■ STORED ROWS

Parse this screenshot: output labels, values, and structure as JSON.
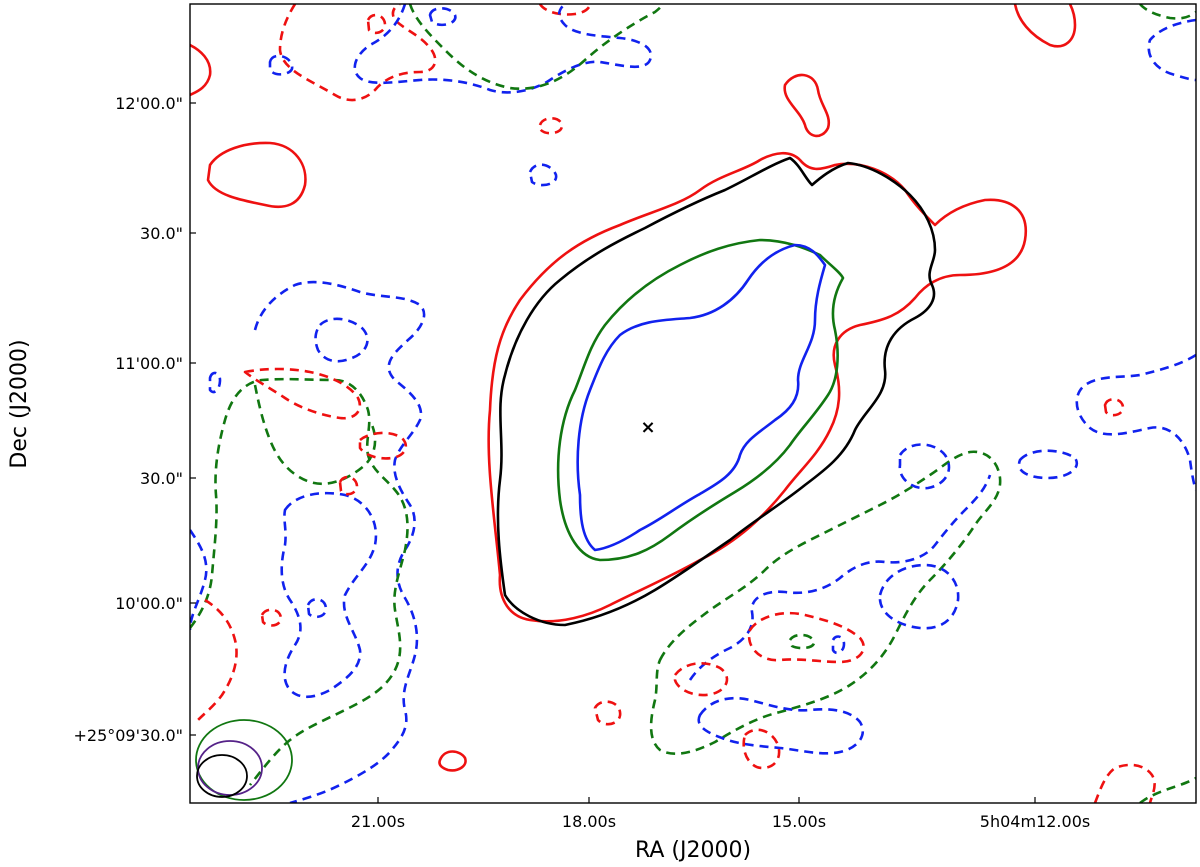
{
  "chart_data": {
    "type": "contour",
    "title": "",
    "xlabel": "RA (J2000)",
    "ylabel": "Dec (J2000)",
    "x_ticks": [
      "21.00s",
      "18.00s",
      "15.00s",
      "5h04m12.00s"
    ],
    "y_ticks": [
      "12'00.0\"",
      "30.0\"",
      "11'00.0\"",
      "30.0\"",
      "10'00.0\"",
      "+25°09'30.0\""
    ],
    "colors": {
      "red": "#ee1111",
      "black": "#000000",
      "green": "#117711",
      "blue": "#1122ee",
      "beam_purple": "#552288"
    },
    "source_marker": {
      "symbol": "×"
    },
    "beams": [
      {
        "color": "green"
      },
      {
        "color": "beam_purple"
      },
      {
        "color": "black"
      }
    ],
    "grid": false,
    "legend": false
  }
}
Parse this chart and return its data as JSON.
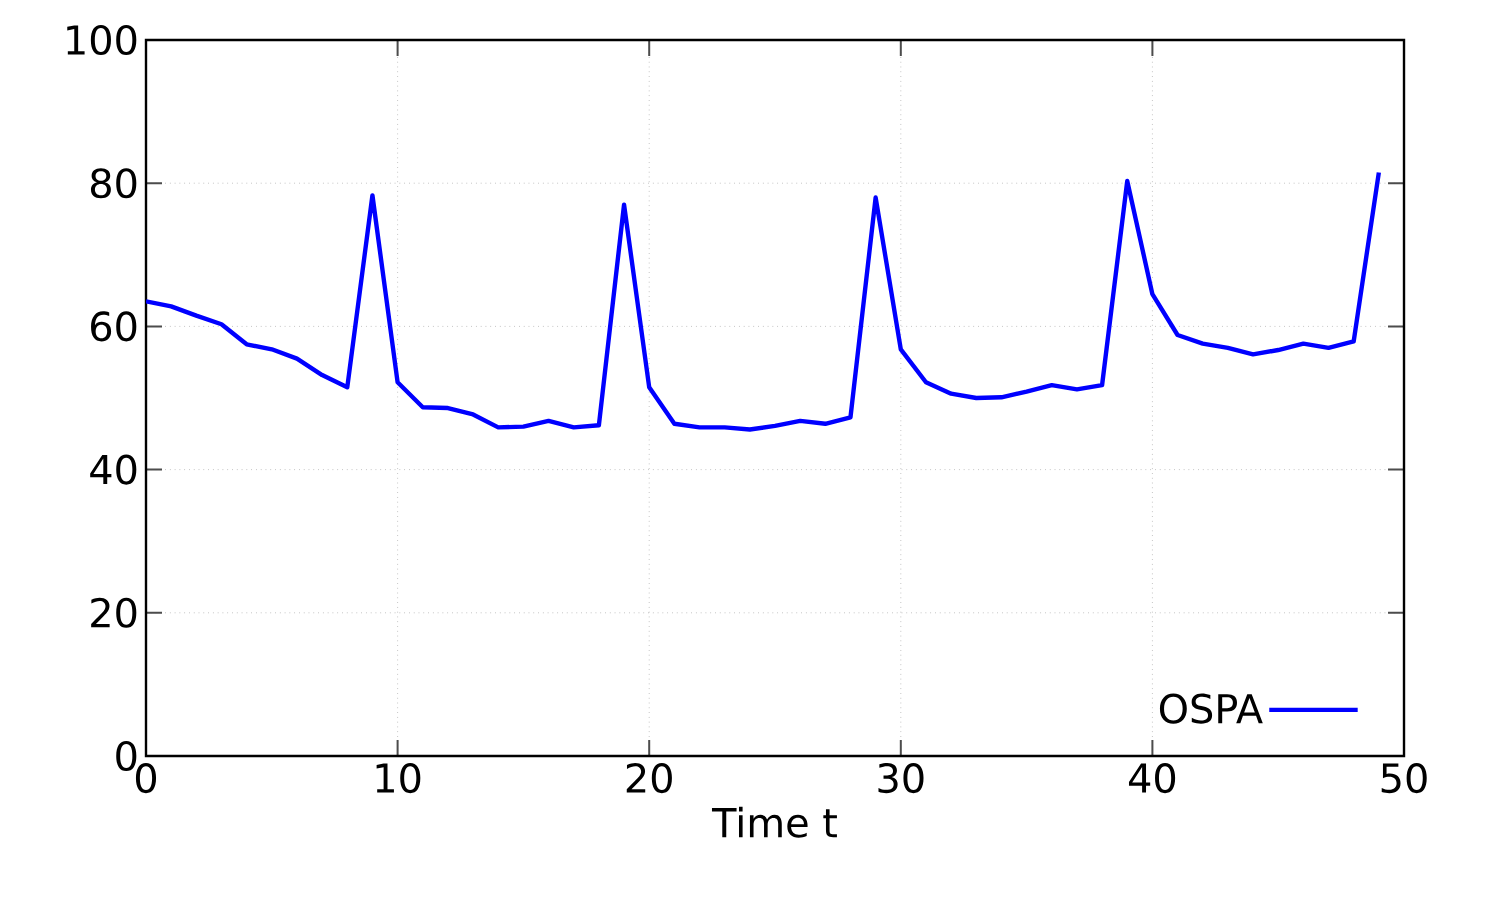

■ WORK REQUIRED
Give an exact reproduction of every line, leaving out any picture.

■ EXPECTED ANSWER
Parse this screenshot: output labels, values, and structure as JSON.
{
  "chart_data": {
    "type": "contour",
    "title": "",
    "xlabel": "RA (J2000)",
    "ylabel": "Dec (J2000)",
    "x_ticks": [
      "21.00s",
      "18.00s",
      "15.00s",
      "5h04m12.00s"
    ],
    "y_ticks": [
      "12'00.0\"",
      "30.0\"",
      "11'00.0\"",
      "30.0\"",
      "10'00.0\"",
      "+25°09'30.0\""
    ],
    "colors": {
      "red": "#ee1111",
      "black": "#000000",
      "green": "#117711",
      "blue": "#1122ee",
      "beam_purple": "#552288"
    },
    "source_marker": {
      "symbol": "×"
    },
    "beams": [
      {
        "color": "green"
      },
      {
        "color": "beam_purple"
      },
      {
        "color": "black"
      }
    ],
    "grid": false,
    "legend": false
  }
}
Parse this chart and return its data as JSON.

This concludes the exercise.